(Figure contents as structured data)
○ ○ ○ ○
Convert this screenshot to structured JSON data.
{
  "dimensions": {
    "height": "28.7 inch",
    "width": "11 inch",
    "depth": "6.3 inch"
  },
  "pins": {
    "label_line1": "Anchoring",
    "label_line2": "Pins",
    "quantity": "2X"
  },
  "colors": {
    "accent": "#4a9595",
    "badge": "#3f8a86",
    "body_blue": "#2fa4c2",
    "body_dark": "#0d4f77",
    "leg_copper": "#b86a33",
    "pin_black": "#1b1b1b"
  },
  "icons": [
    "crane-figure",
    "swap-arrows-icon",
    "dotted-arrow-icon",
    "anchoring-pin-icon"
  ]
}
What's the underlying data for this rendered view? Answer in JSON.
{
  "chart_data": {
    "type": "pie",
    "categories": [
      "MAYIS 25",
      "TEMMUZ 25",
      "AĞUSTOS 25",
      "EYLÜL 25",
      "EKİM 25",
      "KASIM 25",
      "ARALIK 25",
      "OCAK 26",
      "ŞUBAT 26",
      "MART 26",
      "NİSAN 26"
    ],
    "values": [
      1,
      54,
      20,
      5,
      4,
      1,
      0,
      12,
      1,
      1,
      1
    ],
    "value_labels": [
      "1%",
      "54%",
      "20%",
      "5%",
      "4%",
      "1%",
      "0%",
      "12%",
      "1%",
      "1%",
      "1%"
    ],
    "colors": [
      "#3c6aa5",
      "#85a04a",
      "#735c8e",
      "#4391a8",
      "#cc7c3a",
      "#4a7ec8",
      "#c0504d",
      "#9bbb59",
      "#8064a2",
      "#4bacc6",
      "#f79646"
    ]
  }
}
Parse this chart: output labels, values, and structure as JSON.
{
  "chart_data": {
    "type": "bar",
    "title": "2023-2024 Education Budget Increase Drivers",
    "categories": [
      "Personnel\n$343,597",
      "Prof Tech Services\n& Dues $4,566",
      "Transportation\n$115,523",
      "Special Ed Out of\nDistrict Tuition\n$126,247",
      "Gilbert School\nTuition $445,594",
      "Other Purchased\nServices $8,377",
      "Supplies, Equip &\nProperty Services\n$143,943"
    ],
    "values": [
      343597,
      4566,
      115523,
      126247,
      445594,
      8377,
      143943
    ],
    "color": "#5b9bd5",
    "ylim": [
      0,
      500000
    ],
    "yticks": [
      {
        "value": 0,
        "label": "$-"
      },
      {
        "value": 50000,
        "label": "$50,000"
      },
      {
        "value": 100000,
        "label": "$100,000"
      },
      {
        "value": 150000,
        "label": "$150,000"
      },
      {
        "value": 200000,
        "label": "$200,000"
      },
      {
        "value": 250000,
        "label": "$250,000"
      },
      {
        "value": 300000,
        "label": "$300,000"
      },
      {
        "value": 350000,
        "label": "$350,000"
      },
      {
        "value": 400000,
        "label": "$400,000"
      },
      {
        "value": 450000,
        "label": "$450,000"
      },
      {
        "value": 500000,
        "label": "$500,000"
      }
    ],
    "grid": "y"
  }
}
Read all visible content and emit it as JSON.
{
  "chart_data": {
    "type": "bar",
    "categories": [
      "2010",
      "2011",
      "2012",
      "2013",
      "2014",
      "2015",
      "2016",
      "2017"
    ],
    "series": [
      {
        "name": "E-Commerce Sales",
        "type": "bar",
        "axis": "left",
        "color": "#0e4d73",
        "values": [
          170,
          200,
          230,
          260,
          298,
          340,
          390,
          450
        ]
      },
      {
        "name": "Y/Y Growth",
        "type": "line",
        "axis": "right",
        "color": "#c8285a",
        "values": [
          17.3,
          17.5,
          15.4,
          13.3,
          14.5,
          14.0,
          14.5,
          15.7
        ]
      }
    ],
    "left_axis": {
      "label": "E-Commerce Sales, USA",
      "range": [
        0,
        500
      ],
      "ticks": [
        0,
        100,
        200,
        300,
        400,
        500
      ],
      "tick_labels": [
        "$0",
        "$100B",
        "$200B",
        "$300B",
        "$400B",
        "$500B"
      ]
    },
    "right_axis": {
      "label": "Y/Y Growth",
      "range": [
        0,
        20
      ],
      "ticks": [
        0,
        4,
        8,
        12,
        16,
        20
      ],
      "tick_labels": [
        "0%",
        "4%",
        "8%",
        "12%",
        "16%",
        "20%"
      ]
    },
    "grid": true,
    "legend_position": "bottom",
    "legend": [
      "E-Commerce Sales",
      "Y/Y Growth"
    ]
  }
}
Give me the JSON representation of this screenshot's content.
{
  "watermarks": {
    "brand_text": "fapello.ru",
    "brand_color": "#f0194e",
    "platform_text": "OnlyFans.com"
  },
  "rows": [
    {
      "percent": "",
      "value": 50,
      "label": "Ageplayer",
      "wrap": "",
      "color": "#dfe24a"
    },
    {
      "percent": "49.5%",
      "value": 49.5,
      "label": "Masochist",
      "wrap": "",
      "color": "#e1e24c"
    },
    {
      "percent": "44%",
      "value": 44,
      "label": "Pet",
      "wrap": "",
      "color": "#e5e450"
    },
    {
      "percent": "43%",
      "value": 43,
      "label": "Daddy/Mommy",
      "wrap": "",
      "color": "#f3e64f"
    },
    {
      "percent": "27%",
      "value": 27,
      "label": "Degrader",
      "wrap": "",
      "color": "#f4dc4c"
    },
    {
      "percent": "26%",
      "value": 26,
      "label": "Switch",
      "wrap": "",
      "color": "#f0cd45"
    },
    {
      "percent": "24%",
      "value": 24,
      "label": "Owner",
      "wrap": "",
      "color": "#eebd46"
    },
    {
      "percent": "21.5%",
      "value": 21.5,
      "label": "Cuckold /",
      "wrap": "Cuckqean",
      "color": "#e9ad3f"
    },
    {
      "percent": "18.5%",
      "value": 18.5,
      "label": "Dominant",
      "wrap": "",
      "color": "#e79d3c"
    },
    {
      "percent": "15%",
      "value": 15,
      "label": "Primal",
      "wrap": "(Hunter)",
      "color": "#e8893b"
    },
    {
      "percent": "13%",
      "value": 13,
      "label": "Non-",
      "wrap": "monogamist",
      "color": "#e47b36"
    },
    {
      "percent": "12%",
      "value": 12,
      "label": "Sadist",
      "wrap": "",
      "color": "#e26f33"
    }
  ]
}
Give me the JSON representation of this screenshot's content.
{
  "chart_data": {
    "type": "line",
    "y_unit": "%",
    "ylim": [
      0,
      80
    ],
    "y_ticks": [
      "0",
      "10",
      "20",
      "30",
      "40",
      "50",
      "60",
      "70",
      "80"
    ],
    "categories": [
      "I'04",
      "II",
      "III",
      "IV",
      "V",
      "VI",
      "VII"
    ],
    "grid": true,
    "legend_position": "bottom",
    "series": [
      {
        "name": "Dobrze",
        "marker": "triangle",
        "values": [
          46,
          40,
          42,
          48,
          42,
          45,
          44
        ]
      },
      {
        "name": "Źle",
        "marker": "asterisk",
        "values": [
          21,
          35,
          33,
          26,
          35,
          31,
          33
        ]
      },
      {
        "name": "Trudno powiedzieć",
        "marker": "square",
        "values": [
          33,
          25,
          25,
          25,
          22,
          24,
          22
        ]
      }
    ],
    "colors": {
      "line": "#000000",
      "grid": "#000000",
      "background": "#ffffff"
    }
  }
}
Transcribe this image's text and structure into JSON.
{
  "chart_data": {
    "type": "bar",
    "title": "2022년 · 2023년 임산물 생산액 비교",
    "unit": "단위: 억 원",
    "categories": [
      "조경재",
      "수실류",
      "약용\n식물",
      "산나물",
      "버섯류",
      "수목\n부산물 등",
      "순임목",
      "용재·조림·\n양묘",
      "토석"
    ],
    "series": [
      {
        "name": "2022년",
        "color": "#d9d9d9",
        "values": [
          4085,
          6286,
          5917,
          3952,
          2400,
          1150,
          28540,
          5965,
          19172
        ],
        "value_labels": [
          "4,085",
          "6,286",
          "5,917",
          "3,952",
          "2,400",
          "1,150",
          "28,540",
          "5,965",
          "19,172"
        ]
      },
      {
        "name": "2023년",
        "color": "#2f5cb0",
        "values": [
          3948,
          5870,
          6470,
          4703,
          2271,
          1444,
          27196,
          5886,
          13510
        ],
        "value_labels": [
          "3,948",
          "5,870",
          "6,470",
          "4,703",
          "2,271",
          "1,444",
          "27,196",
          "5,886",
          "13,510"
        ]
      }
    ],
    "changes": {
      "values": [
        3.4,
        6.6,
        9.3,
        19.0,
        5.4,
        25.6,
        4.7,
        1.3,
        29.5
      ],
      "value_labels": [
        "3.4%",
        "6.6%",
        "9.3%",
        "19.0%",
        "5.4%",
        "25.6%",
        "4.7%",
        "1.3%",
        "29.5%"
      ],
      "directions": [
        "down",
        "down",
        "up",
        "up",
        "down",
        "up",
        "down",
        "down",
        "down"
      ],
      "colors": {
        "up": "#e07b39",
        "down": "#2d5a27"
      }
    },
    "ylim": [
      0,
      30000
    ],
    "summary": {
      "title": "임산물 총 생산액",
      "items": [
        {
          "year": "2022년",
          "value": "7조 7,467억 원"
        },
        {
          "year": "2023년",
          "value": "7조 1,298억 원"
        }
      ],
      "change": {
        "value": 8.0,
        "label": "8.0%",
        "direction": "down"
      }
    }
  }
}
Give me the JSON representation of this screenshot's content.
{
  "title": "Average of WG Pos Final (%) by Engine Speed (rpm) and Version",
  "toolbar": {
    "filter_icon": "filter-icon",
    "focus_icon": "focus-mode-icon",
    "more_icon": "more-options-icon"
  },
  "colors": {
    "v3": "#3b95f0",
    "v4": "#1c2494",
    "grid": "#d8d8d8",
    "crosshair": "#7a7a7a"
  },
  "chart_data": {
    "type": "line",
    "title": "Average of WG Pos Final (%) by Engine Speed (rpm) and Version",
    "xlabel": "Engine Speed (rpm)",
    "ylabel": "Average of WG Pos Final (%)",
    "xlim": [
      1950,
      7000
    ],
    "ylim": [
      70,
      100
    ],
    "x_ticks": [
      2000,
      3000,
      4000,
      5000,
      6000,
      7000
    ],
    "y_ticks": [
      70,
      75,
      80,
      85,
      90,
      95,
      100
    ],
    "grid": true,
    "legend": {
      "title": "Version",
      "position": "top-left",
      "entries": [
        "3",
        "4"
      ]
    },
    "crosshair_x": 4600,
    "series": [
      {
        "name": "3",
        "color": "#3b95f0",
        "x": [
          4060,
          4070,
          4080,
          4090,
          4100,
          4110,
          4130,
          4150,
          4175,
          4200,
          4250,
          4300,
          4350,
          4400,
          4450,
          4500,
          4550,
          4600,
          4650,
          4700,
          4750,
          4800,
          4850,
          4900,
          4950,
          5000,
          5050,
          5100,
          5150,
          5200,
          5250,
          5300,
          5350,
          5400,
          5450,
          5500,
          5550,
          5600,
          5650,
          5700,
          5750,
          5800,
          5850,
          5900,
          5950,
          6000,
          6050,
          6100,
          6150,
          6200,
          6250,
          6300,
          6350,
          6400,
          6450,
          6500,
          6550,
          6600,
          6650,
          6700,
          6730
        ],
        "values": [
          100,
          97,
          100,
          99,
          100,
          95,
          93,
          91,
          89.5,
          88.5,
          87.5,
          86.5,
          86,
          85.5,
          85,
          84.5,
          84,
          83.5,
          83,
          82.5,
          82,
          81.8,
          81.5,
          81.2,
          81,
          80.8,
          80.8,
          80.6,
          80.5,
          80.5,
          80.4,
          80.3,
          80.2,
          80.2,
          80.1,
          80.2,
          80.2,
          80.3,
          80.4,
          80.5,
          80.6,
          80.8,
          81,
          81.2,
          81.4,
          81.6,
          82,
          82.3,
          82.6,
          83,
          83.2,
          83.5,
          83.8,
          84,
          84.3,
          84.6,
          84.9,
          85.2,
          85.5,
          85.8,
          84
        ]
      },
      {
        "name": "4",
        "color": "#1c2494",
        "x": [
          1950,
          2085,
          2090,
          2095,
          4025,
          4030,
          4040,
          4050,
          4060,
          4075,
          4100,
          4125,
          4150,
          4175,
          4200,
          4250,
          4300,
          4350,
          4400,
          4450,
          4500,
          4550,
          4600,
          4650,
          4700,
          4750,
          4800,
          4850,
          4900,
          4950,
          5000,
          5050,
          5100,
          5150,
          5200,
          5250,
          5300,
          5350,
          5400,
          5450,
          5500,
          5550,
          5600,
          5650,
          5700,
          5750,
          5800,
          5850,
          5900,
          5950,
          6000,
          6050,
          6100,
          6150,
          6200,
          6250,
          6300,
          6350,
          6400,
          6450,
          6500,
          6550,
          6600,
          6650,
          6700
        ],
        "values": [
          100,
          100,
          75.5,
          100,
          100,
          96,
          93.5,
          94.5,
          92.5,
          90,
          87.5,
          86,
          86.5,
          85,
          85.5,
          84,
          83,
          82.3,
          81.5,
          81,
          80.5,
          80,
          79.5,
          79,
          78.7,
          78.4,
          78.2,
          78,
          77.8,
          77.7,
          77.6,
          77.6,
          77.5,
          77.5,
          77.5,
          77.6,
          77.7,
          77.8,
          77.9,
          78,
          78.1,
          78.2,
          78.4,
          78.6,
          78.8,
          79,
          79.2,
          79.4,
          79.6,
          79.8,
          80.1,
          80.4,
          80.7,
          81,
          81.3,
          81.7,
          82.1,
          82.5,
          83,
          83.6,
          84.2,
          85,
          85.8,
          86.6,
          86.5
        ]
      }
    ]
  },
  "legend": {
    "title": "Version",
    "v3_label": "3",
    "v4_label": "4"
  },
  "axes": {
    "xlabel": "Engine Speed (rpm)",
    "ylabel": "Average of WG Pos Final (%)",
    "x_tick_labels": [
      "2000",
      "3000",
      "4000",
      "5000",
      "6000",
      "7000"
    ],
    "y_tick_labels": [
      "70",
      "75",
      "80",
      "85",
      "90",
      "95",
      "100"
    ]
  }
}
○ ○ ○ ○
Pull out all lines from the entries above in which the word "Final" appears.

> **Task output**
  "title": "Average of WG Pos Final (%) by Engine Speed (rpm) and Version",
    "title": "Average of WG Pos Final (%) by Engine Speed (rpm) and Version",
    "ylabel": "Average of WG Pos Final (%)",
    "ylabel": "Average of WG Pos Final (%)",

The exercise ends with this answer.